═══ RECORDS FOR THIS TASK
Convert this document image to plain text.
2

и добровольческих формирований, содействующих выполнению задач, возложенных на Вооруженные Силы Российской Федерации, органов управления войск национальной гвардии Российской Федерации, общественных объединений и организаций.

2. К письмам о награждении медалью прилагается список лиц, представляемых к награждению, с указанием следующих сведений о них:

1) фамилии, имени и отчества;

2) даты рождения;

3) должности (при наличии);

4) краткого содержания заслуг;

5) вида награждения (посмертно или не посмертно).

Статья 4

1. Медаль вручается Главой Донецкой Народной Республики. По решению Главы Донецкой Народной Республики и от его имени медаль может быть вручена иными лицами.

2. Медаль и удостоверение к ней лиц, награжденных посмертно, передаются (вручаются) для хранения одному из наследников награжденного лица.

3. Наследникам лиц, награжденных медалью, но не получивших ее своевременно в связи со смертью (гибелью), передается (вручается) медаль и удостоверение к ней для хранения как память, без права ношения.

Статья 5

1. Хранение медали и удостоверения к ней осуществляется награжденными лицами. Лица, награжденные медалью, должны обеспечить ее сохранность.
══════
→ THE REQUEST
Copy down the whole of the data above, matching it exactly.

→ THE OUTPUT
Convert this document image to plain text.
2

и добровольческих формирований, содействующих выполнению задач, возложенных на Вооруженные Силы Российской Федерации, органов управления войск национальной гвардии Российской Федерации, общественных объединений и организаций.

2. К письмам о награждении медалью прилагается список лиц, представляемых к награждению, с указанием следующих сведений о них:

1) фамилии, имени и отчества;

2) даты рождения;

3) должности (при наличии);

4) краткого содержания заслуг;

5) вида награждения (посмертно или не посмертно).

Статья 4

1. Медаль вручается Главой Донецкой Народной Республики. По решению Главы Донецкой Народной Республики и от его имени медаль может быть вручена иными лицами.

2. Медаль и удостоверение к ней лиц, награжденных посмертно, передаются (вручаются) для хранения одному из наследников награжденного лица.

3. Наследникам лиц, награжденных медалью, но не получивших ее своевременно в связи со смертью (гибелью), передается (вручается) медаль и удостоверение к ней для хранения как память, без права ношения.

Статья 5

1. Хранение медали и удостоверения к ней осуществляется награжденными лицами. Лица, награжденные медалью, должны обеспечить ее сохранность.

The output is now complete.